- GIVEN PROBLEM -
Please find all lines in the data that hold the string "Normal" and copy them.

** Start DATA EXTRACT **

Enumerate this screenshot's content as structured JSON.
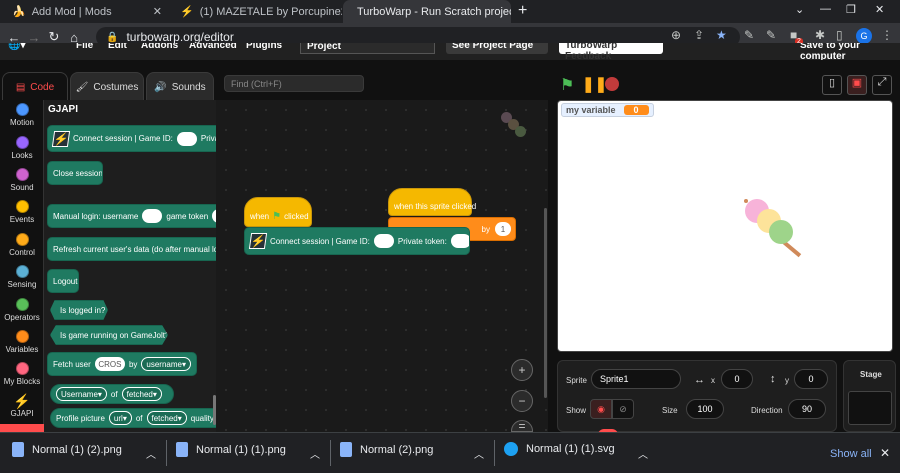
{
  "browser": {
    "tabs": [
      {
        "title": "Add Mod | Mods",
        "icon": "banana-icon"
      },
      {
        "title": "(1) MAZETALE by Porcupine2009",
        "icon": "gamejolt-icon"
      },
      {
        "title": "TurboWarp - Run Scratch project",
        "icon": "turbowarp-icon"
      }
    ],
    "new_tab": "+",
    "url": "turbowarp.org/editor",
    "profile": "G",
    "badge": "2"
  },
  "menu": {
    "items": [
      "File",
      "Edit",
      "Addons",
      "Advanced",
      "Plugins"
    ],
    "project_title": "Project",
    "see_project_page": "See Project Page",
    "feedback": "TurboWarp Feedback",
    "save": "Save to your computer"
  },
  "editor_tabs": {
    "code": "Code",
    "costumes": "Costumes",
    "sounds": "Sounds"
  },
  "categories": [
    {
      "label": "Motion",
      "color": "#4c97ff"
    },
    {
      "label": "Looks",
      "color": "#9966ff"
    },
    {
      "label": "Sound",
      "color": "#cf63cf"
    },
    {
      "label": "Events",
      "color": "#ffbf00"
    },
    {
      "label": "Control",
      "color": "#ffab19"
    },
    {
      "label": "Sensing",
      "color": "#5cb1d6"
    },
    {
      "label": "Operators",
      "color": "#59c059"
    },
    {
      "label": "Variables",
      "color": "#ff8c1a"
    },
    {
      "label": "My Blocks",
      "color": "#ff6680"
    },
    {
      "label": "GJAPI",
      "color": "#1f7a61"
    }
  ],
  "palette": {
    "heading": "GJAPI",
    "connect": "Connect session | Game ID:",
    "connect_private": "Private",
    "close_session": "Close session",
    "manual_login": "Manual login: username",
    "manual_login_token": "game token",
    "refresh": "Refresh current user's data (do after manual login)",
    "logout": "Logout",
    "is_logged_in": "Is logged in?",
    "is_running": "Is game running on GameJolt?",
    "fetch_user": "Fetch user",
    "fetch_user_value": "CROS",
    "fetch_by": "by",
    "fetch_by_option": "username",
    "username_opt": "Username",
    "of": "of",
    "fetched": "fetched",
    "profile_picture": "Profile picture",
    "url_opt": "url",
    "of2": "of",
    "fetched2": "fetched",
    "quality": "quality"
  },
  "find_placeholder": "Find (Ctrl+F)",
  "workspace": {
    "when_flag": "when",
    "clicked": "clicked",
    "connect": "Connect session | Game ID:",
    "private_token": "Private token:",
    "sprite_clicked": "when this sprite clicked",
    "by": "by",
    "by_value": "1"
  },
  "stage": {
    "variable_name": "my variable",
    "variable_value": "0"
  },
  "sprite_info": {
    "sprite_label": "Sprite",
    "sprite_name": "Sprite1",
    "x_label": "x",
    "x": "0",
    "y_label": "y",
    "y": "0",
    "show_label": "Show",
    "size_label": "Size",
    "size": "100",
    "direction_label": "Direction",
    "direction": "90",
    "stage_label": "Stage"
  },
  "downloads": {
    "files": [
      {
        "name": "Normal (1) (2).png"
      },
      {
        "name": "Normal (1) (1).png"
      },
      {
        "name": "Normal (2).png"
      },
      {
        "name": "Normal (1) (1).svg"
      }
    ],
    "show_all": "Show all"
  }
}
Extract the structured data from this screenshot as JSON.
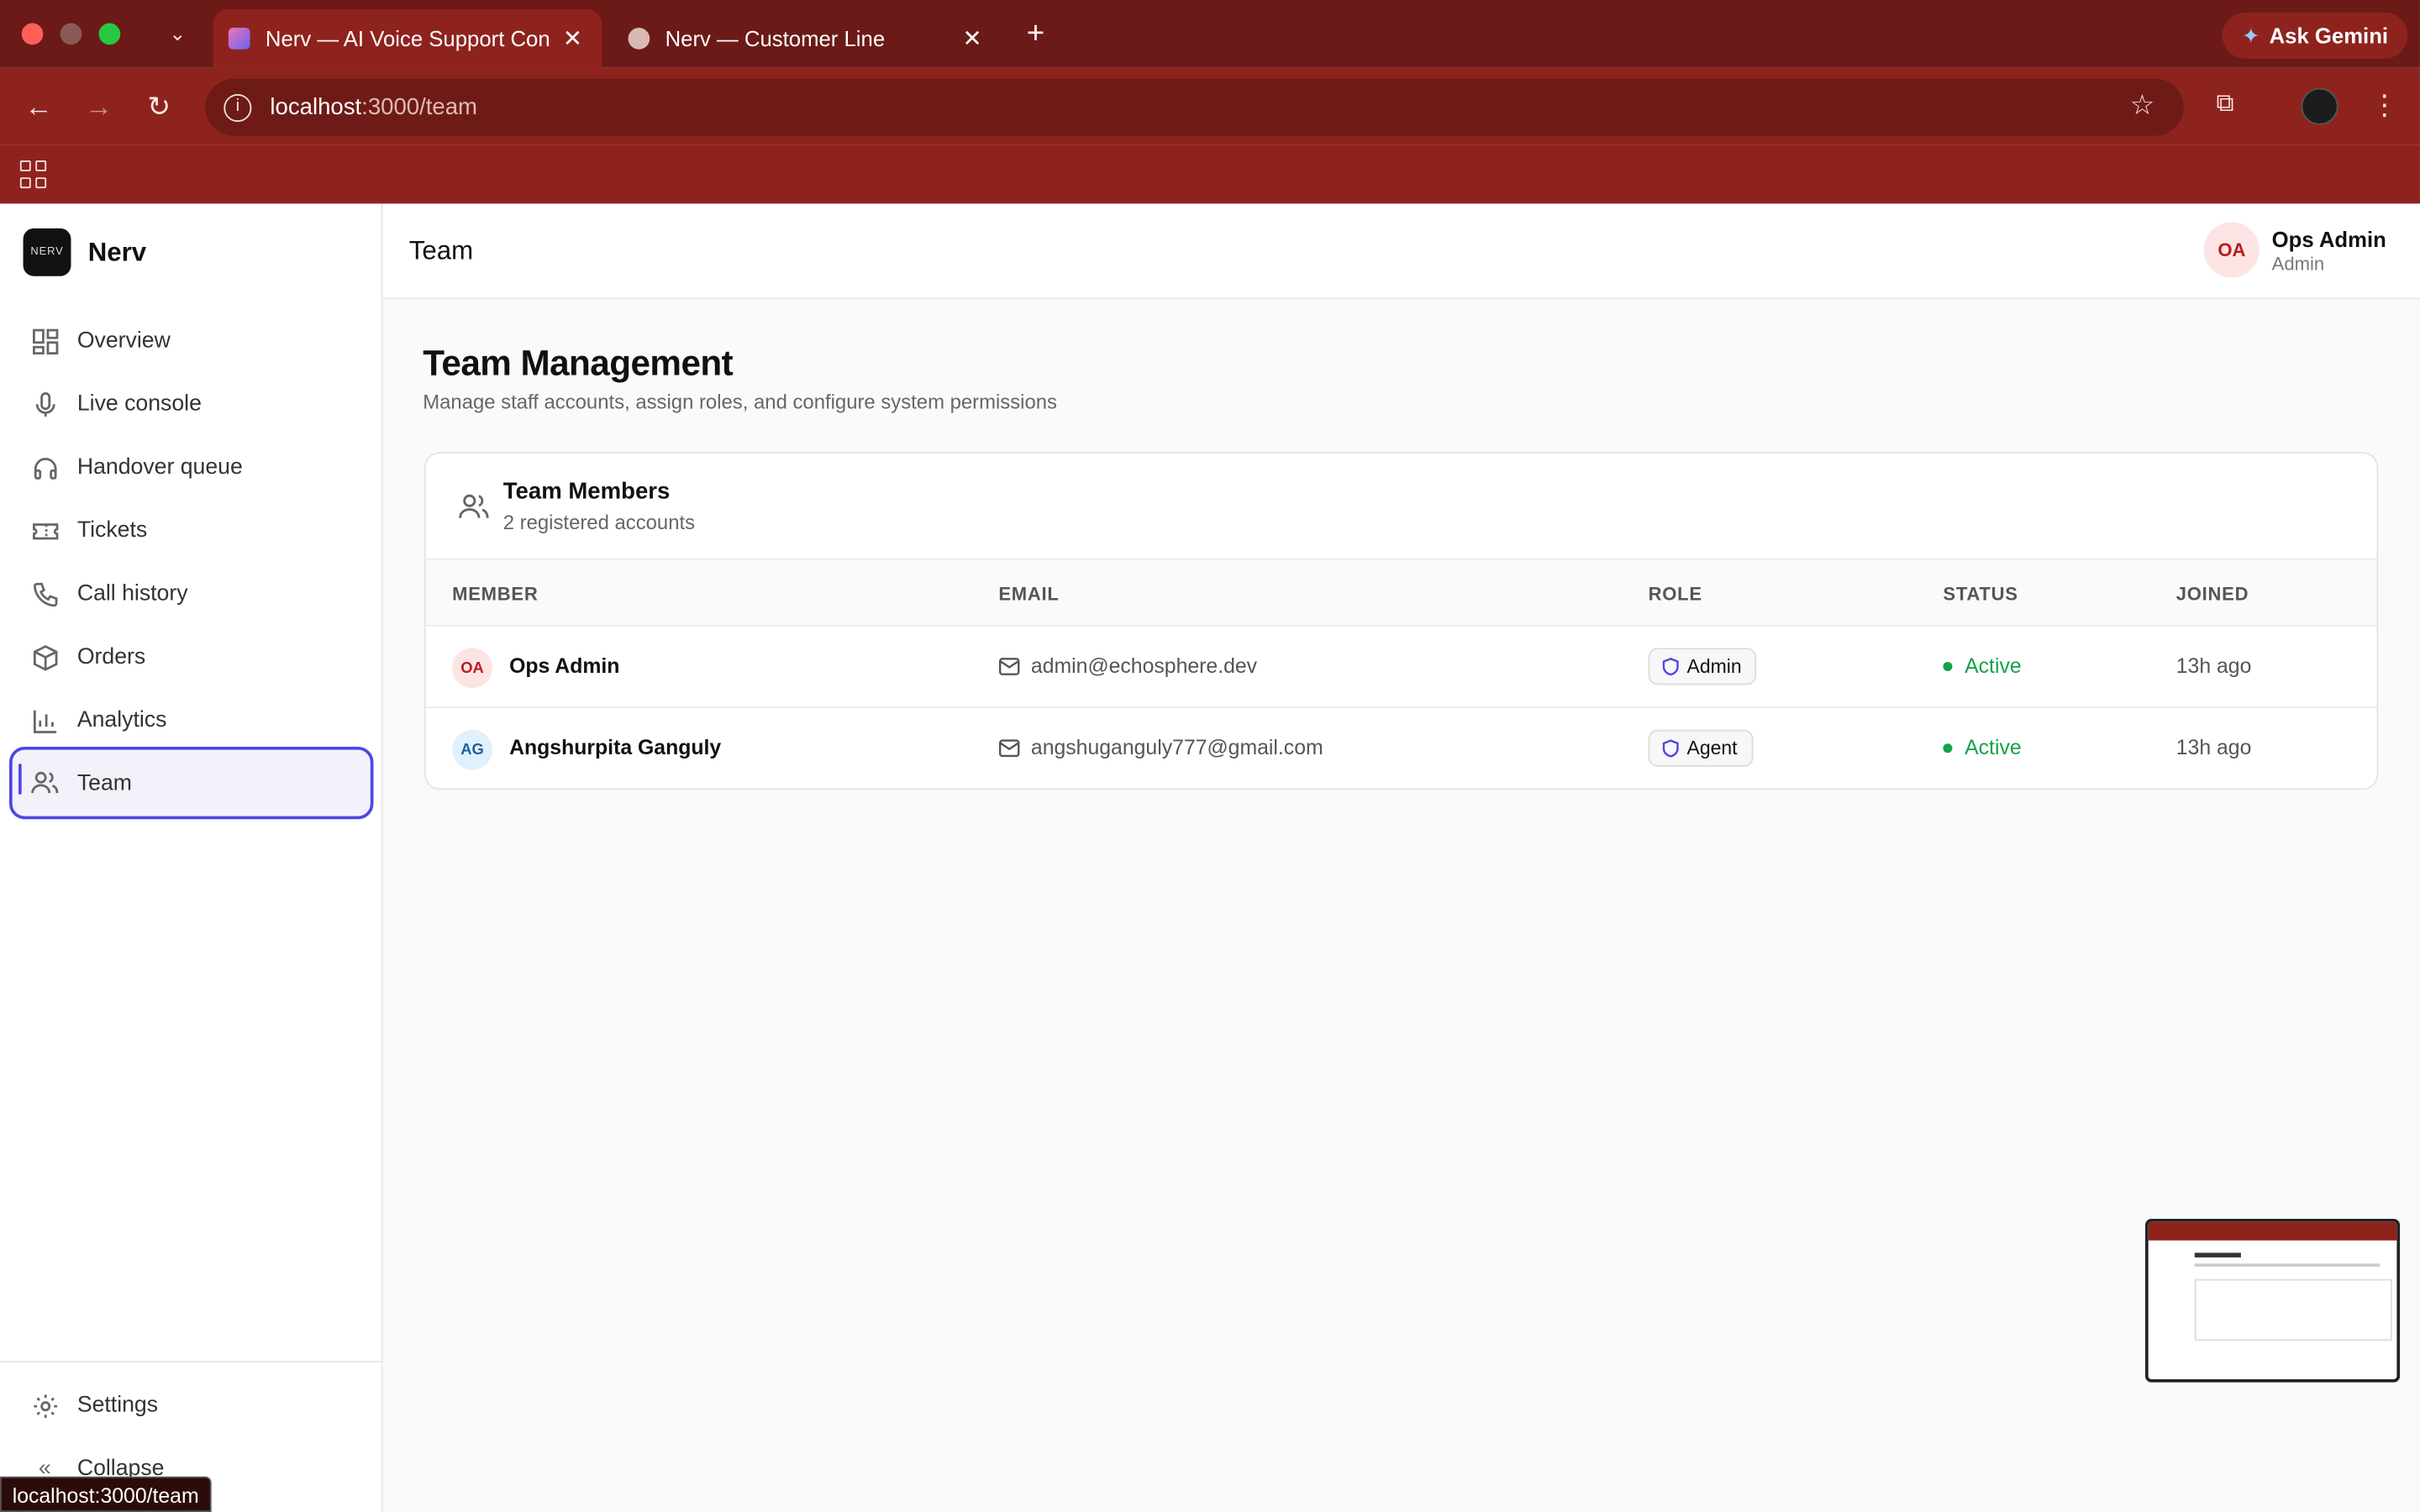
{
  "browser": {
    "tabs": [
      {
        "title": "Nerv — AI Voice Support Con",
        "active": true
      },
      {
        "title": "Nerv — Customer Line",
        "active": false
      }
    ],
    "gemini_label": "Ask Gemini",
    "url_host": "localhost",
    "url_path": ":3000/team",
    "status_url": "localhost:3000/team"
  },
  "sidebar": {
    "brand": "Nerv",
    "logo_text": "NERV",
    "items": [
      {
        "label": "Overview",
        "icon": "grid-icon"
      },
      {
        "label": "Live console",
        "icon": "mic-icon"
      },
      {
        "label": "Handover queue",
        "icon": "headphones-icon"
      },
      {
        "label": "Tickets",
        "icon": "ticket-icon"
      },
      {
        "label": "Call history",
        "icon": "phone-icon"
      },
      {
        "label": "Orders",
        "icon": "package-icon"
      },
      {
        "label": "Analytics",
        "icon": "bar-chart-icon"
      },
      {
        "label": "Team",
        "icon": "users-icon",
        "active": true
      }
    ],
    "settings_label": "Settings",
    "collapse_label": "Collapse"
  },
  "header": {
    "breadcrumb": "Team",
    "user_initials": "OA",
    "user_name": "Ops Admin",
    "user_role": "Admin"
  },
  "page": {
    "title": "Team Management",
    "subtitle": "Manage staff accounts, assign roles, and configure system permissions"
  },
  "card": {
    "title": "Team Members",
    "subtitle": "2 registered accounts",
    "columns": [
      "MEMBER",
      "EMAIL",
      "ROLE",
      "STATUS",
      "JOINED"
    ],
    "rows": [
      {
        "initials": "OA",
        "name": "Ops Admin",
        "email": "admin@echosphere.dev",
        "role": "Admin",
        "status": "Active",
        "joined": "13h ago"
      },
      {
        "initials": "AG",
        "name": "Angshurpita Ganguly",
        "email": "angshuganguly777@gmail.com",
        "role": "Agent",
        "status": "Active",
        "joined": "13h ago"
      }
    ]
  },
  "colors": {
    "accent": "#4f46e5",
    "chrome": "#8e231e",
    "status_active": "#16a34a"
  }
}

** End DATA EXTRACT **

- SOLUTION FOR THIS TASK -
        "name": "Normal (1) (2).png"
        "name": "Normal (1) (1).png"
        "name": "Normal (2).png"
        "name": "Normal (1) (1).svg"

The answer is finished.